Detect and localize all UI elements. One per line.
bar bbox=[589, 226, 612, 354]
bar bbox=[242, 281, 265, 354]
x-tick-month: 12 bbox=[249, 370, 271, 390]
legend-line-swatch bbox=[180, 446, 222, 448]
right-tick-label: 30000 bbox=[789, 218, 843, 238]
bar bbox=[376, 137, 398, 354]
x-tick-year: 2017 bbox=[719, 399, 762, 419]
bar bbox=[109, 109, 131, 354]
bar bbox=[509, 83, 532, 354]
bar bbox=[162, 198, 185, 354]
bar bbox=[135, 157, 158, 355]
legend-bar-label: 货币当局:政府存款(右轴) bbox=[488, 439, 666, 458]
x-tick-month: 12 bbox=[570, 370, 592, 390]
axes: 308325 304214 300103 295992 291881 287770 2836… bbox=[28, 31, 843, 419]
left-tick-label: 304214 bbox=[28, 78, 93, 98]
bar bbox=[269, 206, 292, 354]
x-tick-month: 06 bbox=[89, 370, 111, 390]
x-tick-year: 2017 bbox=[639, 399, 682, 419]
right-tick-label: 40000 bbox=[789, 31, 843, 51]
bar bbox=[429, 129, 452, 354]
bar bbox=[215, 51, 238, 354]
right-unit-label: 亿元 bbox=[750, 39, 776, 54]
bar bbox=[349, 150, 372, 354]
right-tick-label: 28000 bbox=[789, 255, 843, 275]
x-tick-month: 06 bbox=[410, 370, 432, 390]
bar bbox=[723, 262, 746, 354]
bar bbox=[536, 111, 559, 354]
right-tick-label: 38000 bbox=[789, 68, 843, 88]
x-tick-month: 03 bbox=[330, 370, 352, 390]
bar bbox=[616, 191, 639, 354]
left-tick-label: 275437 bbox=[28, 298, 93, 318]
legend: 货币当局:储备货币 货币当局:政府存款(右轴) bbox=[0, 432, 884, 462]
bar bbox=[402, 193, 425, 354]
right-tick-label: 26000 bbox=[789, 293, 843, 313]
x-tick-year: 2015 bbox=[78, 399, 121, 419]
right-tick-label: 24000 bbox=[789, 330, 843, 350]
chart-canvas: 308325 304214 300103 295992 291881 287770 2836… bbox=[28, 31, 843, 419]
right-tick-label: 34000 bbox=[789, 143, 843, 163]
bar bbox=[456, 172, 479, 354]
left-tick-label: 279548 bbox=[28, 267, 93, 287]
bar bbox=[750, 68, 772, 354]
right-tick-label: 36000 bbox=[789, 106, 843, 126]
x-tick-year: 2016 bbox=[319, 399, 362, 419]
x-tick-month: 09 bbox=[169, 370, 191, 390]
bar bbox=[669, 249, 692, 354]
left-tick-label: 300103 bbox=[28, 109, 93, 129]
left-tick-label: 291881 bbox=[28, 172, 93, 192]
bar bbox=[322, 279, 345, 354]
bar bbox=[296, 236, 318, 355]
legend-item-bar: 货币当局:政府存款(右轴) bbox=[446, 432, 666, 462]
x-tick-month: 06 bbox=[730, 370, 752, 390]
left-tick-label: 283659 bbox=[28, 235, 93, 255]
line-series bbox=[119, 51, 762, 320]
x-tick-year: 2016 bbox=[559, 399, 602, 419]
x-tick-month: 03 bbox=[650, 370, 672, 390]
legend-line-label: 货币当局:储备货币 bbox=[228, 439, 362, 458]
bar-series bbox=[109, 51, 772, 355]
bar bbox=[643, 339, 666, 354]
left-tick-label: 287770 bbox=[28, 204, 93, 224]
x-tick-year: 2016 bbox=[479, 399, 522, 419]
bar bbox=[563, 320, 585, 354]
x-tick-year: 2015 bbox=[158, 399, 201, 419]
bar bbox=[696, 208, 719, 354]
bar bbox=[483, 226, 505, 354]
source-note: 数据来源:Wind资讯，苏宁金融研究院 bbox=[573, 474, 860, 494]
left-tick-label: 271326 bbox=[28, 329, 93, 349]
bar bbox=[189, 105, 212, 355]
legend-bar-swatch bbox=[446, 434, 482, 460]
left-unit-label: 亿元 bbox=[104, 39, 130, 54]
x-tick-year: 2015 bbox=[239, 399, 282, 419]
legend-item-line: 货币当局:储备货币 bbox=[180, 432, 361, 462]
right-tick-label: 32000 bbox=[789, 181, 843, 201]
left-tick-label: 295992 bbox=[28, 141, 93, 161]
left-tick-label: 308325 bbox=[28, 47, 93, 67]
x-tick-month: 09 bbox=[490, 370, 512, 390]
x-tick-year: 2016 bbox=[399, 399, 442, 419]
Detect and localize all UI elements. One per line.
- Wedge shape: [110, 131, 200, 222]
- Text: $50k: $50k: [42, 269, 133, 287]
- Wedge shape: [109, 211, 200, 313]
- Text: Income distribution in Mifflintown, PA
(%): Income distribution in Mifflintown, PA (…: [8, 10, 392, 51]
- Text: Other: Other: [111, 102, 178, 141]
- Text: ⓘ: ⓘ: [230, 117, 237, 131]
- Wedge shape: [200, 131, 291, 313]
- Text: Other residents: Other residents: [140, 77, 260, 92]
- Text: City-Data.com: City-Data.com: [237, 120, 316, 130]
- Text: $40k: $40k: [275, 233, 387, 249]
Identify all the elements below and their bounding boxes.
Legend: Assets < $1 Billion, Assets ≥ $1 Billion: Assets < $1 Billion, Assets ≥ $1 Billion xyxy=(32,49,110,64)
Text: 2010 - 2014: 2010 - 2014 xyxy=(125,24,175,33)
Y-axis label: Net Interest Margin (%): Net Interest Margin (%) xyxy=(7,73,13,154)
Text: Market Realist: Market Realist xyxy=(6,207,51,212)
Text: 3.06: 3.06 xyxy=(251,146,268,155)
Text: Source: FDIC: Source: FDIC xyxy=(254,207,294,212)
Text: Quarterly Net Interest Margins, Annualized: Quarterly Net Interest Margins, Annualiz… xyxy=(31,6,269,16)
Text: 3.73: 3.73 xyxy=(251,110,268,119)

* _Requirement_
Pull every line out of the material above and reproduce each one without a single change.

* _Written solution_
Detect and localize all UI elements. One per line.
bar bbox=[589, 226, 612, 354]
bar bbox=[242, 281, 265, 354]
x-tick-month: 12 bbox=[249, 370, 271, 390]
legend-line-swatch bbox=[180, 446, 222, 448]
right-tick-label: 30000 bbox=[789, 218, 843, 238]
bar bbox=[376, 137, 398, 354]
x-tick-year: 2017 bbox=[719, 399, 762, 419]
bar bbox=[109, 109, 131, 354]
bar bbox=[509, 83, 532, 354]
bar bbox=[162, 198, 185, 354]
bar bbox=[135, 157, 158, 355]
legend-bar-label: 货币当局:政府存款(右轴) bbox=[488, 439, 666, 458]
x-tick-month: 12 bbox=[570, 370, 592, 390]
axes: 308325 304214 300103 295992 291881 287770 2836… bbox=[28, 31, 843, 419]
left-tick-label: 304214 bbox=[28, 78, 93, 98]
bar bbox=[269, 206, 292, 354]
x-tick-month: 06 bbox=[89, 370, 111, 390]
x-tick-year: 2017 bbox=[639, 399, 682, 419]
right-tick-label: 40000 bbox=[789, 31, 843, 51]
bar bbox=[429, 129, 452, 354]
bar bbox=[215, 51, 238, 354]
right-unit-label: 亿元 bbox=[750, 39, 776, 54]
bar bbox=[349, 150, 372, 354]
right-tick-label: 28000 bbox=[789, 255, 843, 275]
x-tick-month: 06 bbox=[410, 370, 432, 390]
bar bbox=[723, 262, 746, 354]
bar bbox=[536, 111, 559, 354]
right-tick-label: 38000 bbox=[789, 68, 843, 88]
x-tick-month: 03 bbox=[330, 370, 352, 390]
bar bbox=[616, 191, 639, 354]
left-tick-label: 275437 bbox=[28, 298, 93, 318]
legend: 货币当局:储备货币 货币当局:政府存款(右轴) bbox=[0, 432, 884, 462]
bar bbox=[402, 193, 425, 354]
right-tick-label: 26000 bbox=[789, 293, 843, 313]
x-tick-year: 2015 bbox=[78, 399, 121, 419]
right-tick-label: 24000 bbox=[789, 330, 843, 350]
chart-canvas: 308325 304214 300103 295992 291881 287770 2836… bbox=[28, 31, 843, 419]
right-tick-label: 34000 bbox=[789, 143, 843, 163]
bar bbox=[456, 172, 479, 354]
left-tick-label: 279548 bbox=[28, 267, 93, 287]
bar bbox=[750, 68, 772, 354]
right-tick-label: 36000 bbox=[789, 106, 843, 126]
x-tick-year: 2016 bbox=[319, 399, 362, 419]
x-tick-month: 09 bbox=[169, 370, 191, 390]
bar bbox=[669, 249, 692, 354]
left-tick-label: 300103 bbox=[28, 109, 93, 129]
left-tick-label: 291881 bbox=[28, 172, 93, 192]
bar bbox=[322, 279, 345, 354]
bar bbox=[296, 236, 318, 355]
legend-item-bar: 货币当局:政府存款(右轴) bbox=[446, 432, 666, 462]
x-tick-month: 06 bbox=[730, 370, 752, 390]
left-tick-label: 283659 bbox=[28, 235, 93, 255]
line-series bbox=[119, 51, 762, 320]
x-tick-year: 2016 bbox=[559, 399, 602, 419]
x-tick-month: 03 bbox=[650, 370, 672, 390]
legend-line-label: 货币当局:储备货币 bbox=[228, 439, 362, 458]
bar-series bbox=[109, 51, 772, 355]
bar bbox=[643, 339, 666, 354]
left-tick-label: 287770 bbox=[28, 204, 93, 224]
x-tick-year: 2016 bbox=[479, 399, 522, 419]
bar bbox=[563, 320, 585, 354]
x-tick-year: 2015 bbox=[158, 399, 201, 419]
bar bbox=[696, 208, 719, 354]
bar bbox=[483, 226, 505, 354]
source-note: 数据来源:Wind资讯，苏宁金融研究院 bbox=[573, 474, 860, 494]
left-tick-label: 271326 bbox=[28, 329, 93, 349]
bar bbox=[189, 105, 212, 355]
legend-bar-swatch bbox=[446, 434, 482, 460]
left-unit-label: 亿元 bbox=[104, 39, 130, 54]
x-tick-year: 2015 bbox=[239, 399, 282, 419]
legend-item-line: 货币当局:储备货币 bbox=[180, 432, 361, 462]
right-tick-label: 32000 bbox=[789, 181, 843, 201]
left-tick-label: 295992 bbox=[28, 141, 93, 161]
left-tick-label: 308325 bbox=[28, 47, 93, 67]
x-tick-month: 09 bbox=[490, 370, 512, 390]
x-tick-year: 2016 bbox=[399, 399, 442, 419]
Detect and localize all UI elements. One per line.
- Wedge shape: [110, 131, 200, 222]
- Text: $50k: $50k: [42, 269, 133, 287]
- Wedge shape: [109, 211, 200, 313]
- Text: Income distribution in Mifflintown, PA
(%): Income distribution in Mifflintown, PA (…: [8, 10, 392, 51]
- Text: Other: Other: [111, 102, 178, 141]
- Text: ⓘ: ⓘ: [230, 117, 237, 131]
- Wedge shape: [200, 131, 291, 313]
- Text: Other residents: Other residents: [140, 77, 260, 92]
- Text: City-Data.com: City-Data.com: [237, 120, 316, 130]
- Text: $40k: $40k: [275, 233, 387, 249]
Identify all the elements below and their bounding boxes.
Legend: Assets < $1 Billion, Assets ≥ $1 Billion: Assets < $1 Billion, Assets ≥ $1 Billion xyxy=(32,49,110,64)
Text: 2010 - 2014: 2010 - 2014 xyxy=(125,24,175,33)
Y-axis label: Net Interest Margin (%): Net Interest Margin (%) xyxy=(7,73,13,154)
Text: Market Realist: Market Realist xyxy=(6,207,51,212)
Text: 3.06: 3.06 xyxy=(251,146,268,155)
Text: Source: FDIC: Source: FDIC xyxy=(254,207,294,212)
Text: Quarterly Net Interest Margins, Annualized: Quarterly Net Interest Margins, Annualiz… xyxy=(31,6,269,16)
Text: 3.73: 3.73 xyxy=(251,110,268,119)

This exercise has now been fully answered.